> [Entries provided]:
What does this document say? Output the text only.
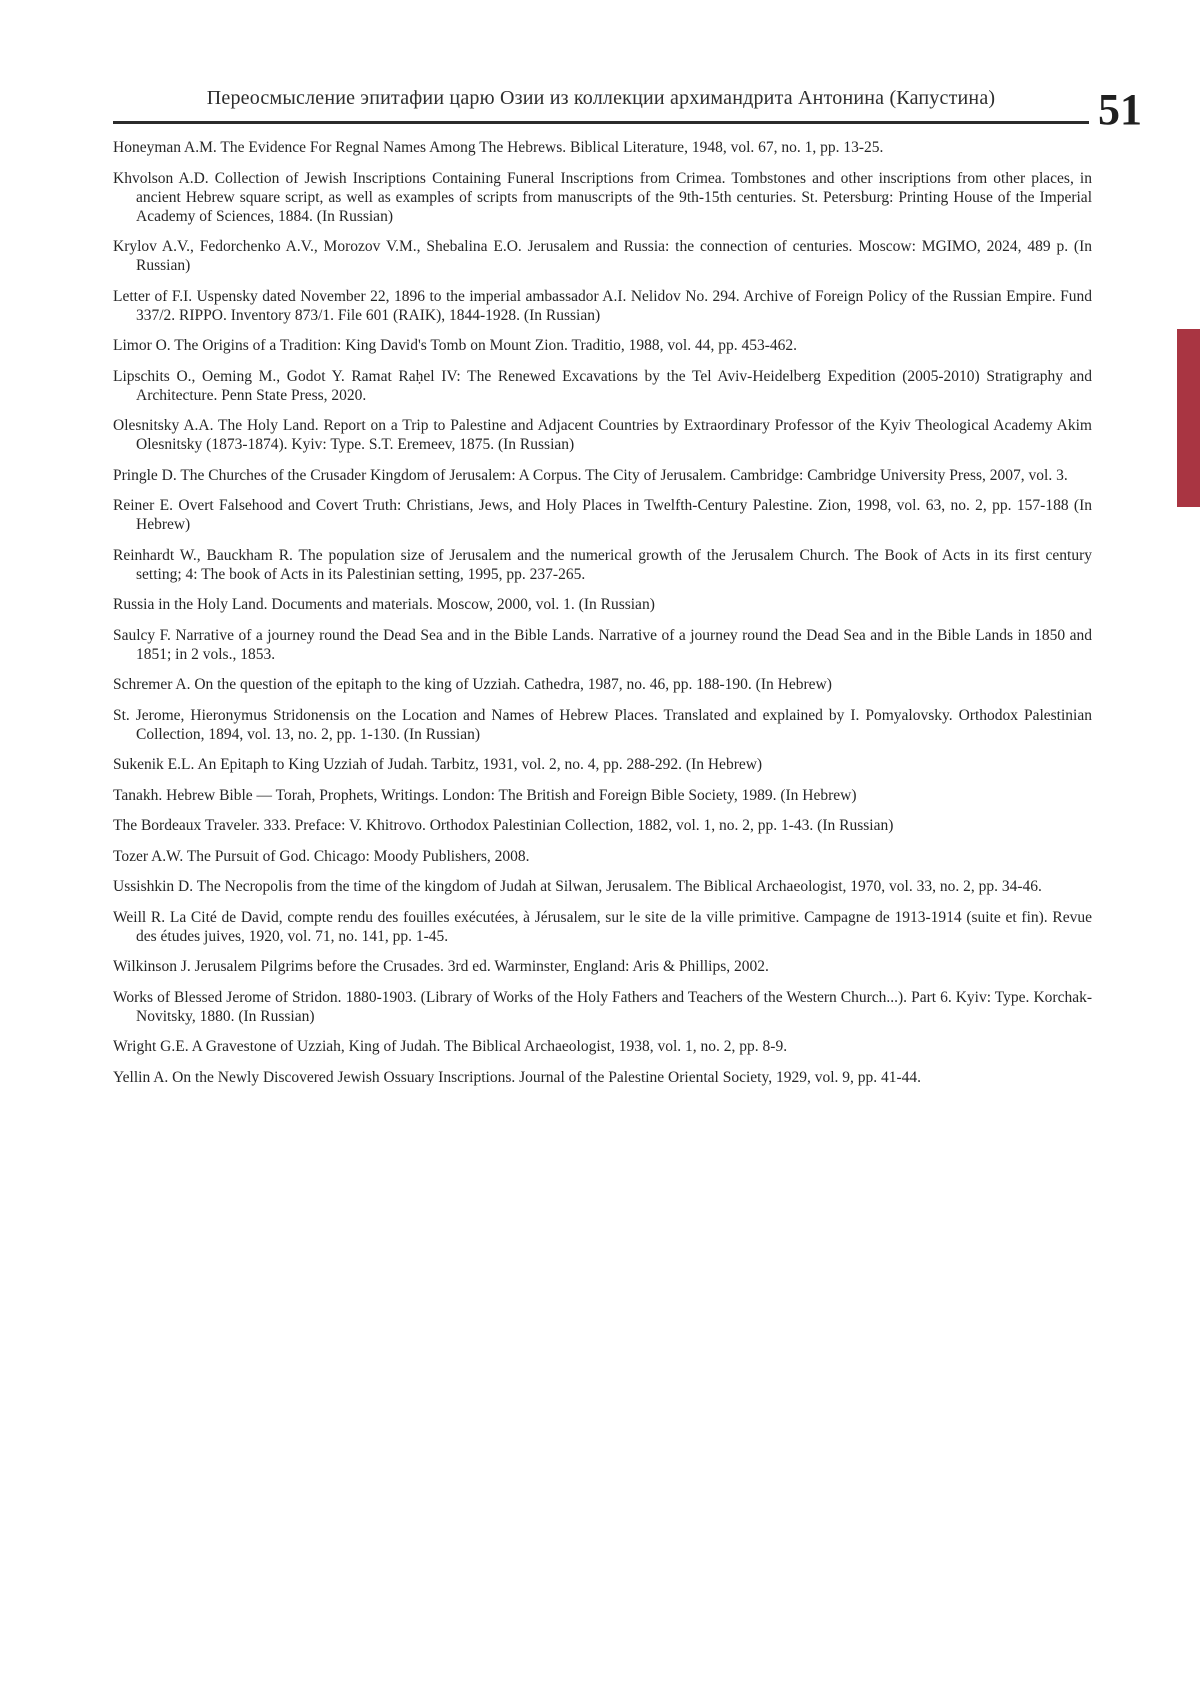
Переосмысление эпитафии царю Озии из коллекции архимандрита Антонина (Капустина)	51

Honeyman A.M. The Evidence For Regnal Names Among The Hebrews. Biblical Literature, 1948, vol. 67, no. 1, pp. 13-25.

Khvolson A.D. Collection of Jewish Inscriptions Containing Funeral Inscriptions from Crimea. Tombstones and other inscriptions from other places, in ancient Hebrew square script, as well as examples of scripts from manuscripts of the 9th-15th centuries. St. Petersburg: Printing House of the Imperial Academy of Sciences, 1884. (In Russian)

Krylov A.V., Fedorchenko A.V., Morozov V.M., Shebalina E.O. Jerusalem and Russia: the connection of centuries. Moscow: MGIMO, 2024, 489 p. (In Russian)

Letter of F.I. Uspensky dated November 22, 1896 to the imperial ambassador A.I. Nelidov No. 294. Archive of Foreign Policy of the Russian Empire. Fund 337/2. RIPPO. Inventory 873/1. File 601 (RAIK), 1844-1928. (In Russian)

Limor O. The Origins of a Tradition: King David's Tomb on Mount Zion. Traditio, 1988, vol. 44, pp. 453-462.

Lipschits O., Oeming M., Godot Y. Ramat Raḥel IV: The Renewed Excavations by the Tel Aviv-Heidelberg Expedition (2005-2010) Stratigraphy and Architecture. Penn State Press, 2020.

Olesnitsky A.A. The Holy Land. Report on a Trip to Palestine and Adjacent Countries by Extraordinary Professor of the Kyiv Theological Academy Akim Olesnitsky (1873-1874). Kyiv: Type. S.T. Eremeev, 1875. (In Russian)

Pringle D. The Churches of the Crusader Kingdom of Jerusalem: A Corpus. The City of Jerusalem. Cambridge: Cambridge University Press, 2007, vol. 3.

Reiner E. Overt Falsehood and Covert Truth: Christians, Jews, and Holy Places in Twelfth-Century Palestine. Zion, 1998, vol. 63, no. 2, pp. 157-188 (In Hebrew)

Reinhardt W., Bauckham R. The population size of Jerusalem and the numerical growth of the Jerusalem Church. The Book of Acts in its first century setting; 4: The book of Acts in its Palestinian setting, 1995, pp. 237-265.

Russia in the Holy Land. Documents and materials. Moscow, 2000, vol. 1. (In Russian)

Saulcy F. Narrative of a journey round the Dead Sea and in the Bible Lands. Narrative of a journey round the Dead Sea and in the Bible Lands in 1850 and 1851; in 2 vols., 1853.

Schremer A. On the question of the epitaph to the king of Uzziah. Cathedra, 1987, no. 46, pp. 188-190. (In Hebrew)

St. Jerome, Hieronymus Stridonensis on the Location and Names of Hebrew Places. Translated and explained by I. Pomyalovsky. Orthodox Palestinian Collection, 1894, vol. 13, no. 2, pp. 1-130. (In Russian)

Sukenik E.L. An Epitaph to King Uzziah of Judah. Tarbitz, 1931, vol. 2, no. 4, pp. 288-292. (In Hebrew)

Tanakh. Hebrew Bible — Torah, Prophets, Writings. London: The British and Foreign Bible Society, 1989. (In Hebrew)

The Bordeaux Traveler. 333. Preface: V. Khitrovo. Orthodox Palestinian Collection, 1882, vol. 1, no. 2, pp. 1-43. (In Russian)

Tozer A.W. The Pursuit of God. Chicago: Moody Publishers, 2008.

Ussishkin D. The Necropolis from the time of the kingdom of Judah at Silwan, Jerusalem. The Biblical Archaeologist, 1970, vol. 33, no. 2, pp. 34-46.

Weill R. La Cité de David, compte rendu des fouilles exécutées, à Jérusalem, sur le site de la ville primitive. Campagne de 1913-1914 (suite et fin). Revue des études juives, 1920, vol. 71, no. 141, pp. 1-45.

Wilkinson J. Jerusalem Pilgrims before the Crusades. 3rd ed. Warminster, England: Aris & Phillips, 2002.

Works of Blessed Jerome of Stridon. 1880-1903. (Library of Works of the Holy Fathers and Teachers of the Western Church...). Part 6. Kyiv: Type. Korchak-Novitsky, 1880. (In Russian)

Wright G.E. A Gravestone of Uzziah, King of Judah. The Biblical Archaeologist, 1938, vol. 1, no. 2, pp. 8-9.

Yellin A. On the Newly Discovered Jewish Ossuary Inscriptions. Journal of the Palestine Oriental Society, 1929, vol. 9, pp. 41-44.
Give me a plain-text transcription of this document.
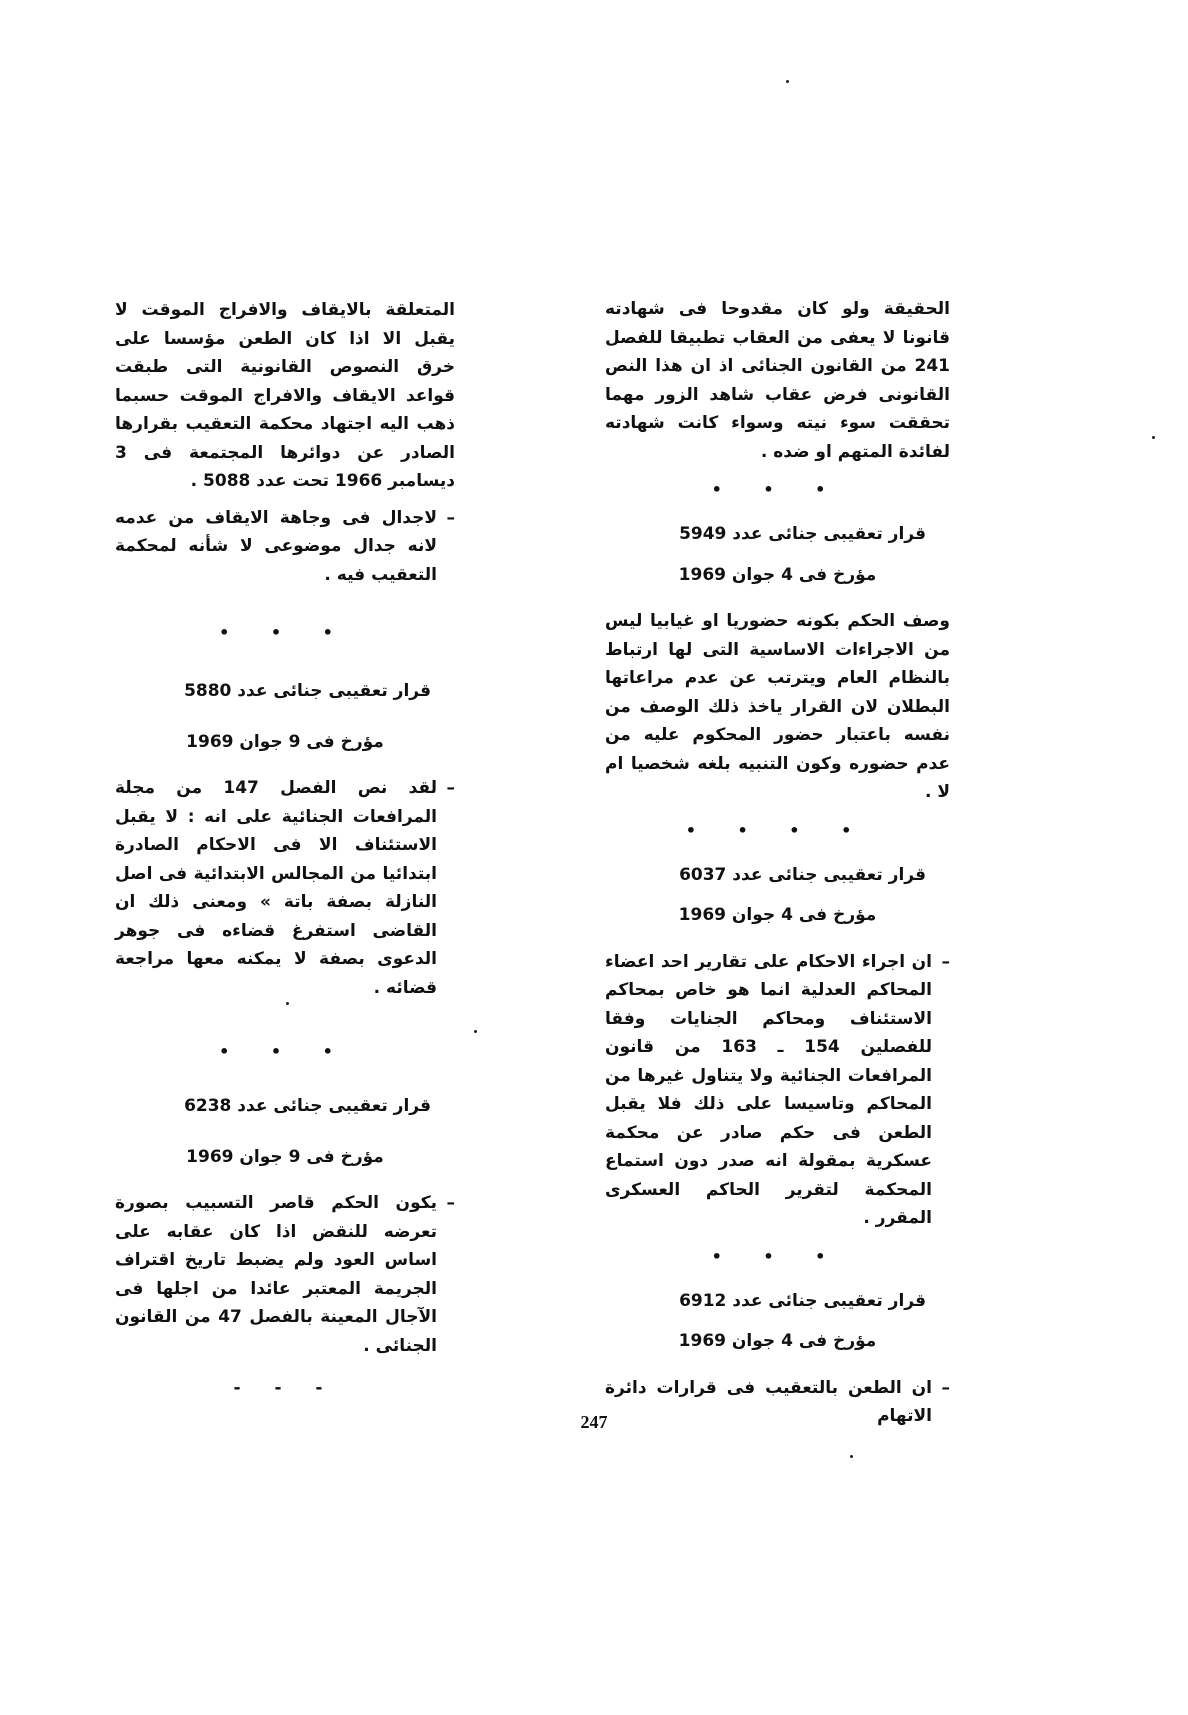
الحقيقة ولو كان مقدوحا فى شهادته قانونا لا يعفى من العقاب تطبيقا للفصل 241 من القانون الجنائى اذ ان هذا النص القانونى فرض عقاب شاهد الزور مهما تحققت سوء نيته وسواء كانت شهادته لفائدة المتهم او ضده .

• • •
قرار تعقيبى جنائى عدد 5949
مؤرخ فى 4 جوان 1969

وصف الحكم بكونه حضوريا او غيابيا ليس من الاجراءات الاساسية التى لها ارتباط بالنظام العام ويترتب عن عدم مراعاتها البطلان لان القرار ياخذ ذلك الوصف من نفسه باعتبار حضور المحكوم عليه من عدم حضوره وكون التنبيه بلغه شخصيا ام لا .

• • • •
قرار تعقيبى جنائى عدد 6037
مؤرخ فى 4 جوان 1969

– ان اجراء الاحكام على تقارير احد اعضاء المحاكم العدلية انما هو خاص بمحاكم الاستئناف ومحاكم الجنايات وفقا للفصلين 154 ـ 163 من قانون المرافعات الجنائية ولا يتناول غيرها من المحاكم وتاسيسا على ذلك فلا يقبل الطعن فى حكم صادر عن محكمة عسكرية بمقولة انه صدر دون استماع المحكمة لتقرير الحاكم العسكرى المقرر .

• • •
قرار تعقيبى جنائى عدد 6912
مؤرخ فى 4 جوان 1969

– ان الطعن بالتعقيب فى قرارات دائرة الاتهام

المتعلقة بالايقاف والافراج الموقت لا يقبل الا اذا كان الطعن مؤسسا على خرق النصوص القانونية التى طبقت قواعد الايقاف والافراج الموقت حسبما ذهب اليه اجتهاد محكمة التعقيب بقرارها الصادر عن دوائرها المجتمعة فى 3 ديسامبر 1966 تحت عدد 5088 .

– لاجدال فى وجاهة الايقاف من عدمه لانه جدال موضوعى لا شأنه لمحكمة التعقيب فيه .

• • •
قرار تعقيبى جنائى عدد 5880
مؤرخ فى 9 جوان 1969

– لقد نص الفصل 147 من مجلة المرافعات الجنائية على انه : لا يقبل الاستئناف الا فى الاحكام الصادرة ابتدائيا من المجالس الابتدائية فى اصل النازلة بصفة باتة » ومعنى ذلك ان القاضى استفرغ قضاءه فى جوهر الدعوى بصفة لا يمكنه معها مراجعة قضائه .

• • •
قرار تعقيبى جنائى عدد 6238
مؤرخ فى 9 جوان 1969

– يكون الحكم قاصر التسبيب بصورة تعرضه للنقض اذا كان عقابه على اساس العود ولم يضبط تاريخ اقتراف الجريمة المعتبر عائدا من اجلها فى الآجال المعينة بالفصل 47 من القانون الجنائى .

- - -
247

> [Problem to work on]:
Omitting all images, retype each line of the records precisely.

> [Answer to this exercise]:
What does this document say? Output the text only.
Переосмысление эпитафии царю Озии из коллекции архимандрита Антонина (Капустина)	51

Honeyman A.M. The Evidence For Regnal Names Among The Hebrews. Biblical Literature, 1948, vol. 67, no. 1, pp. 13-25.

Khvolson A.D. Collection of Jewish Inscriptions Containing Funeral Inscriptions from Crimea. Tombstones and other inscriptions from other places, in ancient Hebrew square script, as well as examples of scripts from manuscripts of the 9th-15th centuries. St. Petersburg: Printing House of the Imperial Academy of Sciences, 1884. (In Russian)

Krylov A.V., Fedorchenko A.V., Morozov V.M., Shebalina E.O. Jerusalem and Russia: the connection of centuries. Moscow: MGIMO, 2024, 489 p. (In Russian)

Letter of F.I. Uspensky dated November 22, 1896 to the imperial ambassador A.I. Nelidov No. 294. Archive of Foreign Policy of the Russian Empire. Fund 337/2. RIPPO. Inventory 873/1. File 601 (RAIK), 1844-1928. (In Russian)

Limor O. The Origins of a Tradition: King David's Tomb on Mount Zion. Traditio, 1988, vol. 44, pp. 453-462.

Lipschits O., Oeming M., Godot Y. Ramat Raḥel IV: The Renewed Excavations by the Tel Aviv-Heidelberg Expedition (2005-2010) Stratigraphy and Architecture. Penn State Press, 2020.

Olesnitsky A.A. The Holy Land. Report on a Trip to Palestine and Adjacent Countries by Extraordinary Professor of the Kyiv Theological Academy Akim Olesnitsky (1873-1874). Kyiv: Type. S.T. Eremeev, 1875. (In Russian)

Pringle D. The Churches of the Crusader Kingdom of Jerusalem: A Corpus. The City of Jerusalem. Cambridge: Cambridge University Press, 2007, vol. 3.

Reiner E. Overt Falsehood and Covert Truth: Christians, Jews, and Holy Places in Twelfth-Century Palestine. Zion, 1998, vol. 63, no. 2, pp. 157-188 (In Hebrew)

Reinhardt W., Bauckham R. The population size of Jerusalem and the numerical growth of the Jerusalem Church. The Book of Acts in its first century setting; 4: The book of Acts in its Palestinian setting, 1995, pp. 237-265.

Russia in the Holy Land. Documents and materials. Moscow, 2000, vol. 1. (In Russian)

Saulcy F. Narrative of a journey round the Dead Sea and in the Bible Lands. Narrative of a journey round the Dead Sea and in the Bible Lands in 1850 and 1851; in 2 vols., 1853.

Schremer A. On the question of the epitaph to the king of Uzziah. Cathedra, 1987, no. 46, pp. 188-190. (In Hebrew)

St. Jerome, Hieronymus Stridonensis on the Location and Names of Hebrew Places. Translated and explained by I. Pomyalovsky. Orthodox Palestinian Collection, 1894, vol. 13, no. 2, pp. 1-130. (In Russian)

Sukenik E.L. An Epitaph to King Uzziah of Judah. Tarbitz, 1931, vol. 2, no. 4, pp. 288-292. (In Hebrew)

Tanakh. Hebrew Bible — Torah, Prophets, Writings. London: The British and Foreign Bible Society, 1989. (In Hebrew)

The Bordeaux Traveler. 333. Preface: V. Khitrovo. Orthodox Palestinian Collection, 1882, vol. 1, no. 2, pp. 1-43. (In Russian)

Tozer A.W. The Pursuit of God. Chicago: Moody Publishers, 2008.

Ussishkin D. The Necropolis from the time of the kingdom of Judah at Silwan, Jerusalem. The Biblical Archaeologist, 1970, vol. 33, no. 2, pp. 34-46.

Weill R. La Cité de David, compte rendu des fouilles exécutées, à Jérusalem, sur le site de la ville primitive. Campagne de 1913-1914 (suite et fin). Revue des études juives, 1920, vol. 71, no. 141, pp. 1-45.

Wilkinson J. Jerusalem Pilgrims before the Crusades. 3rd ed. Warminster, England: Aris & Phillips, 2002.

Works of Blessed Jerome of Stridon. 1880-1903. (Library of Works of the Holy Fathers and Teachers of the Western Church...). Part 6. Kyiv: Type. Korchak-Novitsky, 1880. (In Russian)

Wright G.E. A Gravestone of Uzziah, King of Judah. The Biblical Archaeologist, 1938, vol. 1, no. 2, pp. 8-9.

Yellin A. On the Newly Discovered Jewish Ossuary Inscriptions. Journal of the Palestine Oriental Society, 1929, vol. 9, pp. 41-44.
Give me a plain-text transcription of this document.
الحقيقة ولو كان مقدوحا فى شهادته قانونا لا يعفى من العقاب تطبيقا للفصل 241 من القانون الجنائى اذ ان هذا النص القانونى فرض عقاب شاهد الزور مهما تحققت سوء نيته وسواء كانت شهادته لفائدة المتهم او ضده .

• • •
قرار تعقيبى جنائى عدد 5949
مؤرخ فى 4 جوان 1969

وصف الحكم بكونه حضوريا او غيابيا ليس من الاجراءات الاساسية التى لها ارتباط بالنظام العام ويترتب عن عدم مراعاتها البطلان لان القرار ياخذ ذلك الوصف من نفسه باعتبار حضور المحكوم عليه من عدم حضوره وكون التنبيه بلغه شخصيا ام لا .

• • • •
قرار تعقيبى جنائى عدد 6037
مؤرخ فى 4 جوان 1969

– ان اجراء الاحكام على تقارير احد اعضاء المحاكم العدلية انما هو خاص بمحاكم الاستئناف ومحاكم الجنايات وفقا للفصلين 154 ـ 163 من قانون المرافعات الجنائية ولا يتناول غيرها من المحاكم وتاسيسا على ذلك فلا يقبل الطعن فى حكم صادر عن محكمة عسكرية بمقولة انه صدر دون استماع المحكمة لتقرير الحاكم العسكرى المقرر .

• • •
قرار تعقيبى جنائى عدد 6912
مؤرخ فى 4 جوان 1969

– ان الطعن بالتعقيب فى قرارات دائرة الاتهام

المتعلقة بالايقاف والافراج الموقت لا يقبل الا اذا كان الطعن مؤسسا على خرق النصوص القانونية التى طبقت قواعد الايقاف والافراج الموقت حسبما ذهب اليه اجتهاد محكمة التعقيب بقرارها الصادر عن دوائرها المجتمعة فى 3 ديسامبر 1966 تحت عدد 5088 .

– لاجدال فى وجاهة الايقاف من عدمه لانه جدال موضوعى لا شأنه لمحكمة التعقيب فيه .

• • •
قرار تعقيبى جنائى عدد 5880
مؤرخ فى 9 جوان 1969

– لقد نص الفصل 147 من مجلة المرافعات الجنائية على انه : لا يقبل الاستئناف الا فى الاحكام الصادرة ابتدائيا من المجالس الابتدائية فى اصل النازلة بصفة باتة » ومعنى ذلك ان القاضى استفرغ قضاءه فى جوهر الدعوى بصفة لا يمكنه معها مراجعة قضائه .

• • •
قرار تعقيبى جنائى عدد 6238
مؤرخ فى 9 جوان 1969

– يكون الحكم قاصر التسبيب بصورة تعرضه للنقض اذا كان عقابه على اساس العود ولم يضبط تاريخ اقتراف الجريمة المعتبر عائدا من اجلها فى الآجال المعينة بالفصل 47 من القانون الجنائى .

- - -
247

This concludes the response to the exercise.